### GIVEN PROBLEM
Extract all of the data and reproduce it precisely.

══════════

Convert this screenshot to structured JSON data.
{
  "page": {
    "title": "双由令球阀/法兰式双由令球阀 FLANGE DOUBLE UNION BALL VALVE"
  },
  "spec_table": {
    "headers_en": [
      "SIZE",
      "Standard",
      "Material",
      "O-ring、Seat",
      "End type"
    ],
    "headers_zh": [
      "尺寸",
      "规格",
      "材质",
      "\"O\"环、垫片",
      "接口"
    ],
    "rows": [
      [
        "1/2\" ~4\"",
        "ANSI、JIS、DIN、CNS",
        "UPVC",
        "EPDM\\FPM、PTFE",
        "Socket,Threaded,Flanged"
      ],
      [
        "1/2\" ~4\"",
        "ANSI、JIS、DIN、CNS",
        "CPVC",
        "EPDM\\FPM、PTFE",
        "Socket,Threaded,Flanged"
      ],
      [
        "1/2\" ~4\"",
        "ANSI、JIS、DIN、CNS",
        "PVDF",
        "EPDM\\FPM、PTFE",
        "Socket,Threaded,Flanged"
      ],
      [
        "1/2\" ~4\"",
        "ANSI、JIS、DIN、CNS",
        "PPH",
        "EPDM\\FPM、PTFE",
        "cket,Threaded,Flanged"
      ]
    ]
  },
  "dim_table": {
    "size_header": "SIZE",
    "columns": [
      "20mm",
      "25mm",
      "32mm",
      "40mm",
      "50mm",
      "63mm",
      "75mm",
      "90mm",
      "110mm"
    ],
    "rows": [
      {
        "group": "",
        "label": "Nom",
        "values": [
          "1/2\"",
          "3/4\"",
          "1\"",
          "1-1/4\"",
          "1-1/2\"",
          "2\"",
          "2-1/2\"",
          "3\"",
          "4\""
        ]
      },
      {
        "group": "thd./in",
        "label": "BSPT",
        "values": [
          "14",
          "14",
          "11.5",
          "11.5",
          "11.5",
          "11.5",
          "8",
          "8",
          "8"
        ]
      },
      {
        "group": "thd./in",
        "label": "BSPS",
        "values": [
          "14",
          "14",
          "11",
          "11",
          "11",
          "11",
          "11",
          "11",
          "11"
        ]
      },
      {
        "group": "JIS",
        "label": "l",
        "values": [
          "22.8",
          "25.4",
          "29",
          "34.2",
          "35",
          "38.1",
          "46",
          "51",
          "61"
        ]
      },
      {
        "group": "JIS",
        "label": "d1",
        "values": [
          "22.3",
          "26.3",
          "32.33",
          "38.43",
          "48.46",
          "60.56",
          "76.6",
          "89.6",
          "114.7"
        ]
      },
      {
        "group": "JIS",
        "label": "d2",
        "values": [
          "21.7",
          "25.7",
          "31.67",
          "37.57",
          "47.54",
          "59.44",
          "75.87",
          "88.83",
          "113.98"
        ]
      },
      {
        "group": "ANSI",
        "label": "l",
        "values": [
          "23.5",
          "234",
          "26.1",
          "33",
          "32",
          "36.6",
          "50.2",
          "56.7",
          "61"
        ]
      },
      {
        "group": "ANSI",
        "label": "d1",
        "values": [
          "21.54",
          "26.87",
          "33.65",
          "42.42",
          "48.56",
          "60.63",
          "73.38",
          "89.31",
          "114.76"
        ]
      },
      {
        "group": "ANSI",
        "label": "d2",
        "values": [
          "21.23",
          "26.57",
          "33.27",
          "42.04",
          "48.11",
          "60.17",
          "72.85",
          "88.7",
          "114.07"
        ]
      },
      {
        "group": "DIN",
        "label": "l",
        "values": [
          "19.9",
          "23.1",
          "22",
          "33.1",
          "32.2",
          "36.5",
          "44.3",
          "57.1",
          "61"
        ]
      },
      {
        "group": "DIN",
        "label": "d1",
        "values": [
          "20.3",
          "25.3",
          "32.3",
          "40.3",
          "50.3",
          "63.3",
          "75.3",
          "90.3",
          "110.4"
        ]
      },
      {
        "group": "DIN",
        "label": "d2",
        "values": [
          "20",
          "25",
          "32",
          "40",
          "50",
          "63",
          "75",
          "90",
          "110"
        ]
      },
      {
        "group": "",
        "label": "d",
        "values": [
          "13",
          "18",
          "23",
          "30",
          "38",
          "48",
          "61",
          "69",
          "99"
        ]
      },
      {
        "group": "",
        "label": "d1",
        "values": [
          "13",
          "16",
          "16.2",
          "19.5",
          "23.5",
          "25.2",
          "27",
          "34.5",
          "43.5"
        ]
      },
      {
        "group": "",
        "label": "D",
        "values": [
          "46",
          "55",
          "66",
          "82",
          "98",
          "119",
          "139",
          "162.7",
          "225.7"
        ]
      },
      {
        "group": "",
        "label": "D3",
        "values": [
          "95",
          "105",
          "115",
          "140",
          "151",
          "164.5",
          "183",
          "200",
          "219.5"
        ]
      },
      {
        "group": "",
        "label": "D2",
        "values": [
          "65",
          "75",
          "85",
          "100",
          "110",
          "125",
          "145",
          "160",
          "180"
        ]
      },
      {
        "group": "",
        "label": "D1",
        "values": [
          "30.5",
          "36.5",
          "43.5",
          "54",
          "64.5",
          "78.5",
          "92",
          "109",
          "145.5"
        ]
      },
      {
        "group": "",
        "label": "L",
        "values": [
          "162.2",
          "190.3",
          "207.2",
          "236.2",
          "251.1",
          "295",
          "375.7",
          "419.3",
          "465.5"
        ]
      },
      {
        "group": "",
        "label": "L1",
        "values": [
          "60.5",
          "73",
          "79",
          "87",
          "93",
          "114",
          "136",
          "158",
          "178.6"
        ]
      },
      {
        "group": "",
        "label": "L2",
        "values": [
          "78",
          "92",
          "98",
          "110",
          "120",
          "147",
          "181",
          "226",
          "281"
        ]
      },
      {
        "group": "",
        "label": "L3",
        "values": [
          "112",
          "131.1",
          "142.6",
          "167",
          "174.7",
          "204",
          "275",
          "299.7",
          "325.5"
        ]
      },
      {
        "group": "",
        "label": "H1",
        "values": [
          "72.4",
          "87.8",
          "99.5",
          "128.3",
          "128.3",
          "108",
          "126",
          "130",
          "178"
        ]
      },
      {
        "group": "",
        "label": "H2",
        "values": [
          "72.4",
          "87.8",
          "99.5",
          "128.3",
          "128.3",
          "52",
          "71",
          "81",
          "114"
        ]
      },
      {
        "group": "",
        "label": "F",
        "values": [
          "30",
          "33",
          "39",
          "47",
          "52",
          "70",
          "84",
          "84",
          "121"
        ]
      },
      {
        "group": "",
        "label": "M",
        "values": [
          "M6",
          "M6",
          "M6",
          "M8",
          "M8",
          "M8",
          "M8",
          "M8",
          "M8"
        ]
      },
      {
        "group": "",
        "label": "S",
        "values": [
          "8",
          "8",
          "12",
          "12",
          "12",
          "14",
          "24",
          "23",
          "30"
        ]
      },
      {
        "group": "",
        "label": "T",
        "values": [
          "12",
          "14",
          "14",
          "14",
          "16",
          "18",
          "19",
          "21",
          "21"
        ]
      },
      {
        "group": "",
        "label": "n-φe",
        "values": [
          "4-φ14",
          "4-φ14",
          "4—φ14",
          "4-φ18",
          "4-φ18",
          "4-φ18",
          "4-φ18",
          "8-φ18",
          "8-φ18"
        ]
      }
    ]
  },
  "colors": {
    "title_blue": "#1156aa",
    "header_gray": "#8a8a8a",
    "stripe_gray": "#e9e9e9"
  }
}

══════════

### REPLY
Convert this screenshot to structured JSON data.
{
  "page": {
    "title": "双由令球阀/法兰式双由令球阀 FLANGE DOUBLE UNION BALL VALVE"
  },
  "spec_table": {
    "headers_en": [
      "SIZE",
      "Standard",
      "Material",
      "O-ring、Seat",
      "End type"
    ],
    "headers_zh": [
      "尺寸",
      "规格",
      "材质",
      "\"O\"环、垫片",
      "接口"
    ],
    "rows": [
      [
        "1/2\" ~4\"",
        "ANSI、JIS、DIN、CNS",
        "UPVC",
        "EPDM\\FPM、PTFE",
        "Socket,Threaded,Flanged"
      ],
      [
        "1/2\" ~4\"",
        "ANSI、JIS、DIN、CNS",
        "CPVC",
        "EPDM\\FPM、PTFE",
        "Socket,Threaded,Flanged"
      ],
      [
        "1/2\" ~4\"",
        "ANSI、JIS、DIN、CNS",
        "PVDF",
        "EPDM\\FPM、PTFE",
        "Socket,Threaded,Flanged"
      ],
      [
        "1/2\" ~4\"",
        "ANSI、JIS、DIN、CNS",
        "PPH",
        "EPDM\\FPM、PTFE",
        "cket,Threaded,Flanged"
      ]
    ]
  },
  "dim_table": {
    "size_header": "SIZE",
    "columns": [
      "20mm",
      "25mm",
      "32mm",
      "40mm",
      "50mm",
      "63mm",
      "75mm",
      "90mm",
      "110mm"
    ],
    "rows": [
      {
        "group": "",
        "label": "Nom",
        "values": [
          "1/2\"",
          "3/4\"",
          "1\"",
          "1-1/4\"",
          "1-1/2\"",
          "2\"",
          "2-1/2\"",
          "3\"",
          "4\""
        ]
      },
      {
        "group": "thd./in",
        "label": "BSPT",
        "values": [
          "14",
          "14",
          "11.5",
          "11.5",
          "11.5",
          "11.5",
          "8",
          "8",
          "8"
        ]
      },
      {
        "group": "thd./in",
        "label": "BSPS",
        "values": [
          "14",
          "14",
          "11",
          "11",
          "11",
          "11",
          "11",
          "11",
          "11"
        ]
      },
      {
        "group": "JIS",
        "label": "l",
        "values": [
          "22.8",
          "25.4",
          "29",
          "34.2",
          "35",
          "38.1",
          "46",
          "51",
          "61"
        ]
      },
      {
        "group": "JIS",
        "label": "d1",
        "values": [
          "22.3",
          "26.3",
          "32.33",
          "38.43",
          "48.46",
          "60.56",
          "76.6",
          "89.6",
          "114.7"
        ]
      },
      {
        "group": "JIS",
        "label": "d2",
        "values": [
          "21.7",
          "25.7",
          "31.67",
          "37.57",
          "47.54",
          "59.44",
          "75.87",
          "88.83",
          "113.98"
        ]
      },
      {
        "group": "ANSI",
        "label": "l",
        "values": [
          "23.5",
          "234",
          "26.1",
          "33",
          "32",
          "36.6",
          "50.2",
          "56.7",
          "61"
        ]
      },
      {
        "group": "ANSI",
        "label": "d1",
        "values": [
          "21.54",
          "26.87",
          "33.65",
          "42.42",
          "48.56",
          "60.63",
          "73.38",
          "89.31",
          "114.76"
        ]
      },
      {
        "group": "ANSI",
        "label": "d2",
        "values": [
          "21.23",
          "26.57",
          "33.27",
          "42.04",
          "48.11",
          "60.17",
          "72.85",
          "88.7",
          "114.07"
        ]
      },
      {
        "group": "DIN",
        "label": "l",
        "values": [
          "19.9",
          "23.1",
          "22",
          "33.1",
          "32.2",
          "36.5",
          "44.3",
          "57.1",
          "61"
        ]
      },
      {
        "group": "DIN",
        "label": "d1",
        "values": [
          "20.3",
          "25.3",
          "32.3",
          "40.3",
          "50.3",
          "63.3",
          "75.3",
          "90.3",
          "110.4"
        ]
      },
      {
        "group": "DIN",
        "label": "d2",
        "values": [
          "20",
          "25",
          "32",
          "40",
          "50",
          "63",
          "75",
          "90",
          "110"
        ]
      },
      {
        "group": "",
        "label": "d",
        "values": [
          "13",
          "18",
          "23",
          "30",
          "38",
          "48",
          "61",
          "69",
          "99"
        ]
      },
      {
        "group": "",
        "label": "d1",
        "values": [
          "13",
          "16",
          "16.2",
          "19.5",
          "23.5",
          "25.2",
          "27",
          "34.5",
          "43.5"
        ]
      },
      {
        "group": "",
        "label": "D",
        "values": [
          "46",
          "55",
          "66",
          "82",
          "98",
          "119",
          "139",
          "162.7",
          "225.7"
        ]
      },
      {
        "group": "",
        "label": "D3",
        "values": [
          "95",
          "105",
          "115",
          "140",
          "151",
          "164.5",
          "183",
          "200",
          "219.5"
        ]
      },
      {
        "group": "",
        "label": "D2",
        "values": [
          "65",
          "75",
          "85",
          "100",
          "110",
          "125",
          "145",
          "160",
          "180"
        ]
      },
      {
        "group": "",
        "label": "D1",
        "values": [
          "30.5",
          "36.5",
          "43.5",
          "54",
          "64.5",
          "78.5",
          "92",
          "109",
          "145.5"
        ]
      },
      {
        "group": "",
        "label": "L",
        "values": [
          "162.2",
          "190.3",
          "207.2",
          "236.2",
          "251.1",
          "295",
          "375.7",
          "419.3",
          "465.5"
        ]
      },
      {
        "group": "",
        "label": "L1",
        "values": [
          "60.5",
          "73",
          "79",
          "87",
          "93",
          "114",
          "136",
          "158",
          "178.6"
        ]
      },
      {
        "group": "",
        "label": "L2",
        "values": [
          "78",
          "92",
          "98",
          "110",
          "120",
          "147",
          "181",
          "226",
          "281"
        ]
      },
      {
        "group": "",
        "label": "L3",
        "values": [
          "112",
          "131.1",
          "142.6",
          "167",
          "174.7",
          "204",
          "275",
          "299.7",
          "325.5"
        ]
      },
      {
        "group": "",
        "label": "H1",
        "values": [
          "72.4",
          "87.8",
          "99.5",
          "128.3",
          "128.3",
          "108",
          "126",
          "130",
          "178"
        ]
      },
      {
        "group": "",
        "label": "H2",
        "values": [
          "72.4",
          "87.8",
          "99.5",
          "128.3",
          "128.3",
          "52",
          "71",
          "81",
          "114"
        ]
      },
      {
        "group": "",
        "label": "F",
        "values": [
          "30",
          "33",
          "39",
          "47",
          "52",
          "70",
          "84",
          "84",
          "121"
        ]
      },
      {
        "group": "",
        "label": "M",
        "values": [
          "M6",
          "M6",
          "M6",
          "M8",
          "M8",
          "M8",
          "M8",
          "M8",
          "M8"
        ]
      },
      {
        "group": "",
        "label": "S",
        "values": [
          "8",
          "8",
          "12",
          "12",
          "12",
          "14",
          "24",
          "23",
          "30"
        ]
      },
      {
        "group": "",
        "label": "T",
        "values": [
          "12",
          "14",
          "14",
          "14",
          "16",
          "18",
          "19",
          "21",
          "21"
        ]
      },
      {
        "group": "",
        "label": "n-φe",
        "values": [
          "4-φ14",
          "4-φ14",
          "4—φ14",
          "4-φ18",
          "4-φ18",
          "4-φ18",
          "4-φ18",
          "8-φ18",
          "8-φ18"
        ]
      }
    ]
  },
  "colors": {
    "title_blue": "#1156aa",
    "header_gray": "#8a8a8a",
    "stripe_gray": "#e9e9e9"
  }
}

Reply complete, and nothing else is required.